INPUT RECORDS:

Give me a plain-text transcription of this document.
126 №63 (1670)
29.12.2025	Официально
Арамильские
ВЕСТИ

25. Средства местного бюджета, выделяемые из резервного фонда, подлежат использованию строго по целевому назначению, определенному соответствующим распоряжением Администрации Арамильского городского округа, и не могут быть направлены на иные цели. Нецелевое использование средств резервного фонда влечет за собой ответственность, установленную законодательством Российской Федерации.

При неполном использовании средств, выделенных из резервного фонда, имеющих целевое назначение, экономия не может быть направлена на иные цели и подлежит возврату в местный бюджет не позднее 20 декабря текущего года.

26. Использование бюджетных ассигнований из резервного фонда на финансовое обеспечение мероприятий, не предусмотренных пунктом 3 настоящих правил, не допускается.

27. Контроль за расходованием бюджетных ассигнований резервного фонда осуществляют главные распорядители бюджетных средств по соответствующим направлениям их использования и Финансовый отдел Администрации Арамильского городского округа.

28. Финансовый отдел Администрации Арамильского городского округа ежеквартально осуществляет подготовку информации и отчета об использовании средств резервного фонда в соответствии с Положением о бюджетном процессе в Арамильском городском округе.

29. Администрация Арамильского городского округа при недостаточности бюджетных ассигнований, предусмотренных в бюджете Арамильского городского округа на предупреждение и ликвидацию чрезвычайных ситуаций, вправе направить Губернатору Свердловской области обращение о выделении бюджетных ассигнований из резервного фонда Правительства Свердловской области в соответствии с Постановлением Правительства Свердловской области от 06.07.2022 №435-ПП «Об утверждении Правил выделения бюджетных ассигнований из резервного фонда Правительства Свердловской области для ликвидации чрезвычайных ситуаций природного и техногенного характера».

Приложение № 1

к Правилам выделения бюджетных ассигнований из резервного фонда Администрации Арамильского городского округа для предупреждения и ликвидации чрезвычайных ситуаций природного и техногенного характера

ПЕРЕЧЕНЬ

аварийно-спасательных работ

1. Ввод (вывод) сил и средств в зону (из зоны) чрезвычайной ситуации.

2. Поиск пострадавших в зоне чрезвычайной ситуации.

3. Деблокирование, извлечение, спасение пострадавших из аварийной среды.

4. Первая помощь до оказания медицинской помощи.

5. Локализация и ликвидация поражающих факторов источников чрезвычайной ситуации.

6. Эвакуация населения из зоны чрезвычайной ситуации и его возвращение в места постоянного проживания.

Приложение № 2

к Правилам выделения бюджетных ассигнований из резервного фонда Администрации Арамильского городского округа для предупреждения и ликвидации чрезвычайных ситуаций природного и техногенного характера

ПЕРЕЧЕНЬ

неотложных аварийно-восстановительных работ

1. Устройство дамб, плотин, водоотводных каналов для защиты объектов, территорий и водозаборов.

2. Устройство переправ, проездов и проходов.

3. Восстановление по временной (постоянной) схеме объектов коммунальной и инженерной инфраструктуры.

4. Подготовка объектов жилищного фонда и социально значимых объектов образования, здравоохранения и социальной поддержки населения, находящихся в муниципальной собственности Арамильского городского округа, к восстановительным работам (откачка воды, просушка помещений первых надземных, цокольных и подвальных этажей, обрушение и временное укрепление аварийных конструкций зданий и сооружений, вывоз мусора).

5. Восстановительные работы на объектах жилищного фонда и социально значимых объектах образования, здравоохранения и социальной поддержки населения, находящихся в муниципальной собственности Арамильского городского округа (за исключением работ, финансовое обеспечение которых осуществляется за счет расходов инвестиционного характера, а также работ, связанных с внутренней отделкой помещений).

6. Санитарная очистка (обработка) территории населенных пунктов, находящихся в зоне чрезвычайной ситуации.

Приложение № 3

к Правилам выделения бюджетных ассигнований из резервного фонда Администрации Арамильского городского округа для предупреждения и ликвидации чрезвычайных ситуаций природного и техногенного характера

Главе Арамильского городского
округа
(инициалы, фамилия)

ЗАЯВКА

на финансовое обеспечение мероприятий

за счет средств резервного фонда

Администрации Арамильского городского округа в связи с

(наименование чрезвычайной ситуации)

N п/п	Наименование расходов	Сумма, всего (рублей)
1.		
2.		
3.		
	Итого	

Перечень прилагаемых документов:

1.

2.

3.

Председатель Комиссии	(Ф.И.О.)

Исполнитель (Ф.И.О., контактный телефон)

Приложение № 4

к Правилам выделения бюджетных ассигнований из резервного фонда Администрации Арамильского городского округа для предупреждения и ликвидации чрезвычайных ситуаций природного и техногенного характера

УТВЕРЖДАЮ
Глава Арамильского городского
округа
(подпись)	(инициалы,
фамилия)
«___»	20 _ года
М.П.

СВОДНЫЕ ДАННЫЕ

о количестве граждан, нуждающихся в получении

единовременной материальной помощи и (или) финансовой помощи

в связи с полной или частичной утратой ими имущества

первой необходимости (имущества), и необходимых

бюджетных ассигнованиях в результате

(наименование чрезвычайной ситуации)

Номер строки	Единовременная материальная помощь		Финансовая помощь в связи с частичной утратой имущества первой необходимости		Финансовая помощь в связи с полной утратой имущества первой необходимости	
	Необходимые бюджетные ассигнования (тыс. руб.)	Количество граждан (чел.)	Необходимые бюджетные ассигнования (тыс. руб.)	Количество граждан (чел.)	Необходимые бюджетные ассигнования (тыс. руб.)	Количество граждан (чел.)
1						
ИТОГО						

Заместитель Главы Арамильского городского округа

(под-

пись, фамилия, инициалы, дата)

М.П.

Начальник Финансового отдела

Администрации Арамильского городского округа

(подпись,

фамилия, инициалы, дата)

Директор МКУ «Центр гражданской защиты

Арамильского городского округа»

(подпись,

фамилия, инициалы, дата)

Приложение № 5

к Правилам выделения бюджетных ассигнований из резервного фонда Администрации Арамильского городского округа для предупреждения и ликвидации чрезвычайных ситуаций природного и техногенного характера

PROBLEM TO WORK ON:
Please repeat the material above, word for word and in full.

OUTPUT:
Give me a plain-text transcription of this document.
126 №63 (1670)
29.12.2025	Официально
Арамильские
ВЕСТИ

25. Средства местного бюджета, выделяемые из резервного фонда, подлежат использованию строго по целевому назначению, определенному соответствующим распоряжением Администрации Арамильского городского округа, и не могут быть направлены на иные цели. Нецелевое использование средств резервного фонда влечет за собой ответственность, установленную законодательством Российской Федерации.

При неполном использовании средств, выделенных из резервного фонда, имеющих целевое назначение, экономия не может быть направлена на иные цели и подлежит возврату в местный бюджет не позднее 20 декабря текущего года.

26. Использование бюджетных ассигнований из резервного фонда на финансовое обеспечение мероприятий, не предусмотренных пунктом 3 настоящих правил, не допускается.

27. Контроль за расходованием бюджетных ассигнований резервного фонда осуществляют главные распорядители бюджетных средств по соответствующим направлениям их использования и Финансовый отдел Администрации Арамильского городского округа.

28. Финансовый отдел Администрации Арамильского городского округа ежеквартально осуществляет подготовку информации и отчета об использовании средств резервного фонда в соответствии с Положением о бюджетном процессе в Арамильском городском округе.

29. Администрация Арамильского городского округа при недостаточности бюджетных ассигнований, предусмотренных в бюджете Арамильского городского округа на предупреждение и ликвидацию чрезвычайных ситуаций, вправе направить Губернатору Свердловской области обращение о выделении бюджетных ассигнований из резервного фонда Правительства Свердловской области в соответствии с Постановлением Правительства Свердловской области от 06.07.2022 №435-ПП «Об утверждении Правил выделения бюджетных ассигнований из резервного фонда Правительства Свердловской области для ликвидации чрезвычайных ситуаций природного и техногенного характера».

Приложение № 1

к Правилам выделения бюджетных ассигнований из резервного фонда Администрации Арамильского городского округа для предупреждения и ликвидации чрезвычайных ситуаций природного и техногенного характера

ПЕРЕЧЕНЬ

аварийно-спасательных работ

1. Ввод (вывод) сил и средств в зону (из зоны) чрезвычайной ситуации.

2. Поиск пострадавших в зоне чрезвычайной ситуации.

3. Деблокирование, извлечение, спасение пострадавших из аварийной среды.

4. Первая помощь до оказания медицинской помощи.

5. Локализация и ликвидация поражающих факторов источников чрезвычайной ситуации.

6. Эвакуация населения из зоны чрезвычайной ситуации и его возвращение в места постоянного проживания.

Приложение № 2

к Правилам выделения бюджетных ассигнований из резервного фонда Администрации Арамильского городского округа для предупреждения и ликвидации чрезвычайных ситуаций природного и техногенного характера

ПЕРЕЧЕНЬ

неотложных аварийно-восстановительных работ

1. Устройство дамб, плотин, водоотводных каналов для защиты объектов, территорий и водозаборов.

2. Устройство переправ, проездов и проходов.

3. Восстановление по временной (постоянной) схеме объектов коммунальной и инженерной инфраструктуры.

4. Подготовка объектов жилищного фонда и социально значимых объектов образования, здравоохранения и социальной поддержки населения, находящихся в муниципальной собственности Арамильского городского округа, к восстановительным работам (откачка воды, просушка помещений первых надземных, цокольных и подвальных этажей, обрушение и временное укрепление аварийных конструкций зданий и сооружений, вывоз мусора).

5. Восстановительные работы на объектах жилищного фонда и социально значимых объектах образования, здравоохранения и социальной поддержки населения, находящихся в муниципальной собственности Арамильского городского округа (за исключением работ, финансовое обеспечение которых осуществляется за счет расходов инвестиционного характера, а также работ, связанных с внутренней отделкой помещений).

6. Санитарная очистка (обработка) территории населенных пунктов, находящихся в зоне чрезвычайной ситуации.

Приложение № 3

к Правилам выделения бюджетных ассигнований из резервного фонда Администрации Арамильского городского округа для предупреждения и ликвидации чрезвычайных ситуаций природного и техногенного характера

Главе Арамильского городского
округа
(инициалы, фамилия)

ЗАЯВКА

на финансовое обеспечение мероприятий

за счет средств резервного фонда

Администрации Арамильского городского округа в связи с

(наименование чрезвычайной ситуации)

N п/п	Наименование расходов	Сумма, всего (рублей)
1.		
2.		
3.		
	Итого	

Перечень прилагаемых документов:

1.

2.

3.

Председатель Комиссии	(Ф.И.О.)

Исполнитель (Ф.И.О., контактный телефон)

Приложение № 4

к Правилам выделения бюджетных ассигнований из резервного фонда Администрации Арамильского городского округа для предупреждения и ликвидации чрезвычайных ситуаций природного и техногенного характера

УТВЕРЖДАЮ
Глава Арамильского городского
округа
(подпись)	(инициалы,
фамилия)
«___»	20 _ года
М.П.

СВОДНЫЕ ДАННЫЕ

о количестве граждан, нуждающихся в получении

единовременной материальной помощи и (или) финансовой помощи

в связи с полной или частичной утратой ими имущества

первой необходимости (имущества), и необходимых

бюджетных ассигнованиях в результате

(наименование чрезвычайной ситуации)

Номер строки	Единовременная материальная помощь		Финансовая помощь в связи с частичной утратой имущества первой необходимости		Финансовая помощь в связи с полной утратой имущества первой необходимости	
	Необходимые бюджетные ассигнования (тыс. руб.)	Количество граждан (чел.)	Необходимые бюджетные ассигнования (тыс. руб.)	Количество граждан (чел.)	Необходимые бюджетные ассигнования (тыс. руб.)	Количество граждан (чел.)
1						
ИТОГО						

Заместитель Главы Арамильского городского округа

(под-

пись, фамилия, инициалы, дата)

М.П.

Начальник Финансового отдела

Администрации Арамильского городского округа

(подпись,

фамилия, инициалы, дата)

Директор МКУ «Центр гражданской защиты

Арамильского городского округа»

(подпись,

фамилия, инициалы, дата)

Приложение № 5

к Правилам выделения бюджетных ассигнований из резервного фонда Администрации Арамильского городского округа для предупреждения и ликвидации чрезвычайных ситуаций природного и техногенного характера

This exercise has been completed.